SHORT PROBLEM:
Set down each line of the data below exactly as it stands, dropping the pictures.
Start of RECORDS TO USE
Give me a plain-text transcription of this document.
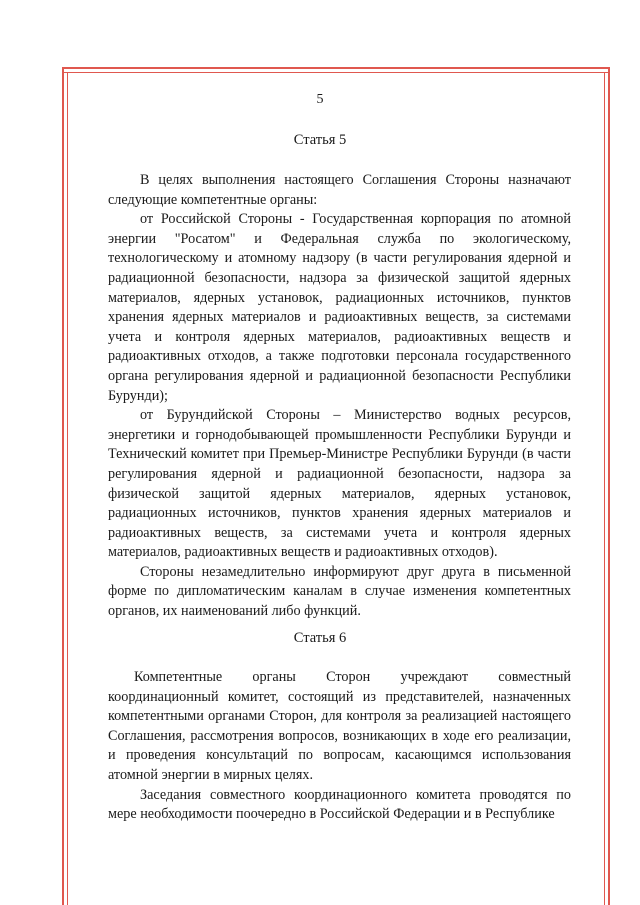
5
Статья 5

В целях выполнения настоящего Соглашения Стороны назначают следующие компетентные органы:

от Российской Стороны - Государственная корпорация по атомной энергии "Росатом" и Федеральная служба по экологическому, технологическому и атомному надзору (в части регулирования ядерной и радиационной безопасности, надзора за физической защитой ядерных материалов, ядерных установок, радиационных источников, пунктов хранения ядерных материалов и радиоактивных веществ, за системами учета и контроля ядерных материалов, радиоактивных веществ и радиоактивных отходов, а также подготовки персонала государственного органа регулирования ядерной и радиационной безопасности Республики Бурунди);

от Бурундийской Стороны – Министерство водных ресурсов, энергетики и горнодобывающей промышленности Республики Бурунди и Технический комитет при Премьер-Министре Республики Бурунди (в части регулирования ядерной и радиационной безопасности, надзора за физической защитой ядерных материалов, ядерных установок, радиационных источников, пунктов хранения ядерных материалов и радиоактивных веществ, за системами учета и контроля ядерных материалов, радиоактивных веществ и радиоактивных отходов).

Стороны незамедлительно информируют друг друга в письменной форме по дипломатическим каналам в случае изменения компетентных органов, их наименований либо функций.

Статья 6

Компетентные органы Сторон учреждают совместный координационный комитет, состоящий из представителей, назначенных компетентными органами Сторон, для контроля за реализацией настоящего Соглашения, рассмотрения вопросов, возникающих в ходе его реализации, и проведения консультаций по вопросам, касающимся использования атомной энергии в мирных целях.

Заседания совместного координационного комитета проводятся по мере необходимости поочередно в Российской Федерации и в Республике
End of RECORDS TO USE
THE SOLUTION:
Give me a plain-text transcription of this document.
5
Статья 5

В целях выполнения настоящего Соглашения Стороны назначают следующие компетентные органы:

от Российской Стороны - Государственная корпорация по атомной энергии "Росатом" и Федеральная служба по экологическому, технологическому и атомному надзору (в части регулирования ядерной и радиационной безопасности, надзора за физической защитой ядерных материалов, ядерных установок, радиационных источников, пунктов хранения ядерных материалов и радиоактивных веществ, за системами учета и контроля ядерных материалов, радиоактивных веществ и радиоактивных отходов, а также подготовки персонала государственного органа регулирования ядерной и радиационной безопасности Республики Бурунди);

от Бурундийской Стороны – Министерство водных ресурсов, энергетики и горнодобывающей промышленности Республики Бурунди и Технический комитет при Премьер-Министре Республики Бурунди (в части регулирования ядерной и радиационной безопасности, надзора за физической защитой ядерных материалов, ядерных установок, радиационных источников, пунктов хранения ядерных материалов и радиоактивных веществ, за системами учета и контроля ядерных материалов, радиоактивных веществ и радиоактивных отходов).

Стороны незамедлительно информируют друг друга в письменной форме по дипломатическим каналам в случае изменения компетентных органов, их наименований либо функций.

Статья 6

Компетентные органы Сторон учреждают совместный координационный комитет, состоящий из представителей, назначенных компетентными органами Сторон, для контроля за реализацией настоящего Соглашения, рассмотрения вопросов, возникающих в ходе его реализации, и проведения консультаций по вопросам, касающимся использования атомной энергии в мирных целях.

Заседания совместного координационного комитета проводятся по мере необходимости поочередно в Российской Федерации и в Республике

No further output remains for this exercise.